§ **What is asked**:
Here are some entries; quote each one exactly.

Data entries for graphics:
▶

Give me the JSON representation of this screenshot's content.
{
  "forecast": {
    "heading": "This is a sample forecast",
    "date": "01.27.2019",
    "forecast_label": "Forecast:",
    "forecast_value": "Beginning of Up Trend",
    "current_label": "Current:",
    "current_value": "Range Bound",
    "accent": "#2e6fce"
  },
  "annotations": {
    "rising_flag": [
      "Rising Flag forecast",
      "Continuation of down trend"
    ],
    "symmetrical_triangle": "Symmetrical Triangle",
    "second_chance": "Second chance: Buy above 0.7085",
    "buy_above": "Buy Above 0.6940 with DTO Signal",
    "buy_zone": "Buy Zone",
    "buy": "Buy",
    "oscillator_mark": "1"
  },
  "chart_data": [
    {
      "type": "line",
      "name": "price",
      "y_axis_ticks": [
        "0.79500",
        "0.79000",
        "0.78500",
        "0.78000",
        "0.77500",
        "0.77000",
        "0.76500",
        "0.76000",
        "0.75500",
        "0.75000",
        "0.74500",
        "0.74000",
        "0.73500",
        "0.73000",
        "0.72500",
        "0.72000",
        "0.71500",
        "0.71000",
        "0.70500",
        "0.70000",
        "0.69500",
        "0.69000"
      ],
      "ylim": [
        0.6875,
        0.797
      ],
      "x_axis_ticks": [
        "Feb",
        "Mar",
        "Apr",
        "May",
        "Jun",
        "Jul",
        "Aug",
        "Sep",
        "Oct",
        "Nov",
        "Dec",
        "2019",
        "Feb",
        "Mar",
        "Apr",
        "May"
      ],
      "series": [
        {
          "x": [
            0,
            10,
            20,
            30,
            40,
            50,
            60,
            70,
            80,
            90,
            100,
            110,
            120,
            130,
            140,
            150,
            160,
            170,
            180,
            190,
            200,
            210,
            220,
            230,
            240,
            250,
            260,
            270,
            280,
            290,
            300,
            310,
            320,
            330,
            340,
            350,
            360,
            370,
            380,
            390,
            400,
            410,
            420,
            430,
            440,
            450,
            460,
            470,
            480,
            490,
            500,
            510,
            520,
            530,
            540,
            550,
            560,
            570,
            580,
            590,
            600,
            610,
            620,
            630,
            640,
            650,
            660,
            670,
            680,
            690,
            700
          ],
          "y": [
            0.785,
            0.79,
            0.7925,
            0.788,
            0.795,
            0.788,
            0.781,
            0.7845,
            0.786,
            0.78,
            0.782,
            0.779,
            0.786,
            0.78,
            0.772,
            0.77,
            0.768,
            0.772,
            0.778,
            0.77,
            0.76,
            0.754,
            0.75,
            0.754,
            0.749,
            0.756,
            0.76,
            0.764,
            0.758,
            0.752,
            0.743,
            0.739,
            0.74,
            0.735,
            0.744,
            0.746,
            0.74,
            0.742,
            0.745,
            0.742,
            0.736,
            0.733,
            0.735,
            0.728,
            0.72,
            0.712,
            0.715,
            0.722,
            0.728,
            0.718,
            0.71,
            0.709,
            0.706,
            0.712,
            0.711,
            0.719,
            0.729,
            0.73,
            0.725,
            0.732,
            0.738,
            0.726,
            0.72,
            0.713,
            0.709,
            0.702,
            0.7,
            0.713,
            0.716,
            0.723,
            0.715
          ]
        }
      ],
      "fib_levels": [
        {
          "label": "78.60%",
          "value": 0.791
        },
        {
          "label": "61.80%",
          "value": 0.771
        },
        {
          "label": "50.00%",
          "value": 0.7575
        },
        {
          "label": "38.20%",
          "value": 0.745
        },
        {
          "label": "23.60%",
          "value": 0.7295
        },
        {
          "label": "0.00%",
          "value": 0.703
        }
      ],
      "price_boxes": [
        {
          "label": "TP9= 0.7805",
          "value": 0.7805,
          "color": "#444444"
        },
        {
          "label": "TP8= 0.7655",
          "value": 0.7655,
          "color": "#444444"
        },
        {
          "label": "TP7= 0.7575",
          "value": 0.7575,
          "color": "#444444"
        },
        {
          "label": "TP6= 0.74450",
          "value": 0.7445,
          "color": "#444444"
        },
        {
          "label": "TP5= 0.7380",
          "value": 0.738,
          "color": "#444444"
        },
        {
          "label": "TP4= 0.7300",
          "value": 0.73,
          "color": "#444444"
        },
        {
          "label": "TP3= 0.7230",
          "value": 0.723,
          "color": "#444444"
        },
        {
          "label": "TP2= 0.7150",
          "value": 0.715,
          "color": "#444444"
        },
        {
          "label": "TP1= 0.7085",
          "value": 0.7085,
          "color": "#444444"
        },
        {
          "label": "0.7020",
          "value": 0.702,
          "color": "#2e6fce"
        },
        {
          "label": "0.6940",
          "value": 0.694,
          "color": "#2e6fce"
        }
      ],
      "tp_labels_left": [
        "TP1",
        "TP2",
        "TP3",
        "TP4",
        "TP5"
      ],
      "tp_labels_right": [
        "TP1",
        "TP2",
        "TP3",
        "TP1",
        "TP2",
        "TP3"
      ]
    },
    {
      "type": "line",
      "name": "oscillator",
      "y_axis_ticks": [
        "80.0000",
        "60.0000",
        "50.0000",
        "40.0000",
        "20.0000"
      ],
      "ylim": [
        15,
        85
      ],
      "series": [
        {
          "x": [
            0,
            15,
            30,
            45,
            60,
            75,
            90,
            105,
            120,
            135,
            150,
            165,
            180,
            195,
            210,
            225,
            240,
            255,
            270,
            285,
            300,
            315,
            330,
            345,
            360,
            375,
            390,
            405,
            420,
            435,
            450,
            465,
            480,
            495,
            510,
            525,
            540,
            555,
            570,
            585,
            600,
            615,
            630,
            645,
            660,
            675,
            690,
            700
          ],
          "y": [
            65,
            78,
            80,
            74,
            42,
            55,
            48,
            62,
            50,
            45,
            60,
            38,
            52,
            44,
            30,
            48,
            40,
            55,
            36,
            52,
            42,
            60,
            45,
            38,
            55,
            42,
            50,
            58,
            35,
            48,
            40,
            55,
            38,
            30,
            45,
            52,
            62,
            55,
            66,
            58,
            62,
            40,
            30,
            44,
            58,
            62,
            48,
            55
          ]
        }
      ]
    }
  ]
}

◀

§ **Result of this task**:
Give me the JSON representation of this screenshot's content.
{
  "forecast": {
    "heading": "This is a sample forecast",
    "date": "01.27.2019",
    "forecast_label": "Forecast:",
    "forecast_value": "Beginning of Up Trend",
    "current_label": "Current:",
    "current_value": "Range Bound",
    "accent": "#2e6fce"
  },
  "annotations": {
    "rising_flag": [
      "Rising Flag forecast",
      "Continuation of down trend"
    ],
    "symmetrical_triangle": "Symmetrical Triangle",
    "second_chance": "Second chance: Buy above 0.7085",
    "buy_above": "Buy Above 0.6940 with DTO Signal",
    "buy_zone": "Buy Zone",
    "buy": "Buy",
    "oscillator_mark": "1"
  },
  "chart_data": [
    {
      "type": "line",
      "name": "price",
      "y_axis_ticks": [
        "0.79500",
        "0.79000",
        "0.78500",
        "0.78000",
        "0.77500",
        "0.77000",
        "0.76500",
        "0.76000",
        "0.75500",
        "0.75000",
        "0.74500",
        "0.74000",
        "0.73500",
        "0.73000",
        "0.72500",
        "0.72000",
        "0.71500",
        "0.71000",
        "0.70500",
        "0.70000",
        "0.69500",
        "0.69000"
      ],
      "ylim": [
        0.6875,
        0.797
      ],
      "x_axis_ticks": [
        "Feb",
        "Mar",
        "Apr",
        "May",
        "Jun",
        "Jul",
        "Aug",
        "Sep",
        "Oct",
        "Nov",
        "Dec",
        "2019",
        "Feb",
        "Mar",
        "Apr",
        "May"
      ],
      "series": [
        {
          "x": [
            0,
            10,
            20,
            30,
            40,
            50,
            60,
            70,
            80,
            90,
            100,
            110,
            120,
            130,
            140,
            150,
            160,
            170,
            180,
            190,
            200,
            210,
            220,
            230,
            240,
            250,
            260,
            270,
            280,
            290,
            300,
            310,
            320,
            330,
            340,
            350,
            360,
            370,
            380,
            390,
            400,
            410,
            420,
            430,
            440,
            450,
            460,
            470,
            480,
            490,
            500,
            510,
            520,
            530,
            540,
            550,
            560,
            570,
            580,
            590,
            600,
            610,
            620,
            630,
            640,
            650,
            660,
            670,
            680,
            690,
            700
          ],
          "y": [
            0.785,
            0.79,
            0.7925,
            0.788,
            0.795,
            0.788,
            0.781,
            0.7845,
            0.786,
            0.78,
            0.782,
            0.779,
            0.786,
            0.78,
            0.772,
            0.77,
            0.768,
            0.772,
            0.778,
            0.77,
            0.76,
            0.754,
            0.75,
            0.754,
            0.749,
            0.756,
            0.76,
            0.764,
            0.758,
            0.752,
            0.743,
            0.739,
            0.74,
            0.735,
            0.744,
            0.746,
            0.74,
            0.742,
            0.745,
            0.742,
            0.736,
            0.733,
            0.735,
            0.728,
            0.72,
            0.712,
            0.715,
            0.722,
            0.728,
            0.718,
            0.71,
            0.709,
            0.706,
            0.712,
            0.711,
            0.719,
            0.729,
            0.73,
            0.725,
            0.732,
            0.738,
            0.726,
            0.72,
            0.713,
            0.709,
            0.702,
            0.7,
            0.713,
            0.716,
            0.723,
            0.715
          ]
        }
      ],
      "fib_levels": [
        {
          "label": "78.60%",
          "value": 0.791
        },
        {
          "label": "61.80%",
          "value": 0.771
        },
        {
          "label": "50.00%",
          "value": 0.7575
        },
        {
          "label": "38.20%",
          "value": 0.745
        },
        {
          "label": "23.60%",
          "value": 0.7295
        },
        {
          "label": "0.00%",
          "value": 0.703
        }
      ],
      "price_boxes": [
        {
          "label": "TP9= 0.7805",
          "value": 0.7805,
          "color": "#444444"
        },
        {
          "label": "TP8= 0.7655",
          "value": 0.7655,
          "color": "#444444"
        },
        {
          "label": "TP7= 0.7575",
          "value": 0.7575,
          "color": "#444444"
        },
        {
          "label": "TP6= 0.74450",
          "value": 0.7445,
          "color": "#444444"
        },
        {
          "label": "TP5= 0.7380",
          "value": 0.738,
          "color": "#444444"
        },
        {
          "label": "TP4= 0.7300",
          "value": 0.73,
          "color": "#444444"
        },
        {
          "label": "TP3= 0.7230",
          "value": 0.723,
          "color": "#444444"
        },
        {
          "label": "TP2= 0.7150",
          "value": 0.715,
          "color": "#444444"
        },
        {
          "label": "TP1= 0.7085",
          "value": 0.7085,
          "color": "#444444"
        },
        {
          "label": "0.7020",
          "value": 0.702,
          "color": "#2e6fce"
        },
        {
          "label": "0.6940",
          "value": 0.694,
          "color": "#2e6fce"
        }
      ],
      "tp_labels_left": [
        "TP1",
        "TP2",
        "TP3",
        "TP4",
        "TP5"
      ],
      "tp_labels_right": [
        "TP1",
        "TP2",
        "TP3",
        "TP1",
        "TP2",
        "TP3"
      ]
    },
    {
      "type": "line",
      "name": "oscillator",
      "y_axis_ticks": [
        "80.0000",
        "60.0000",
        "50.0000",
        "40.0000",
        "20.0000"
      ],
      "ylim": [
        15,
        85
      ],
      "series": [
        {
          "x": [
            0,
            15,
            30,
            45,
            60,
            75,
            90,
            105,
            120,
            135,
            150,
            165,
            180,
            195,
            210,
            225,
            240,
            255,
            270,
            285,
            300,
            315,
            330,
            345,
            360,
            375,
            390,
            405,
            420,
            435,
            450,
            465,
            480,
            495,
            510,
            525,
            540,
            555,
            570,
            585,
            600,
            615,
            630,
            645,
            660,
            675,
            690,
            700
          ],
          "y": [
            65,
            78,
            80,
            74,
            42,
            55,
            48,
            62,
            50,
            45,
            60,
            38,
            52,
            44,
            30,
            48,
            40,
            55,
            36,
            52,
            42,
            60,
            45,
            38,
            55,
            42,
            50,
            58,
            35,
            48,
            40,
            55,
            38,
            30,
            45,
            52,
            62,
            55,
            66,
            58,
            62,
            40,
            30,
            44,
            58,
            62,
            48,
            55
          ]
        }
      ]
    }
  ]
}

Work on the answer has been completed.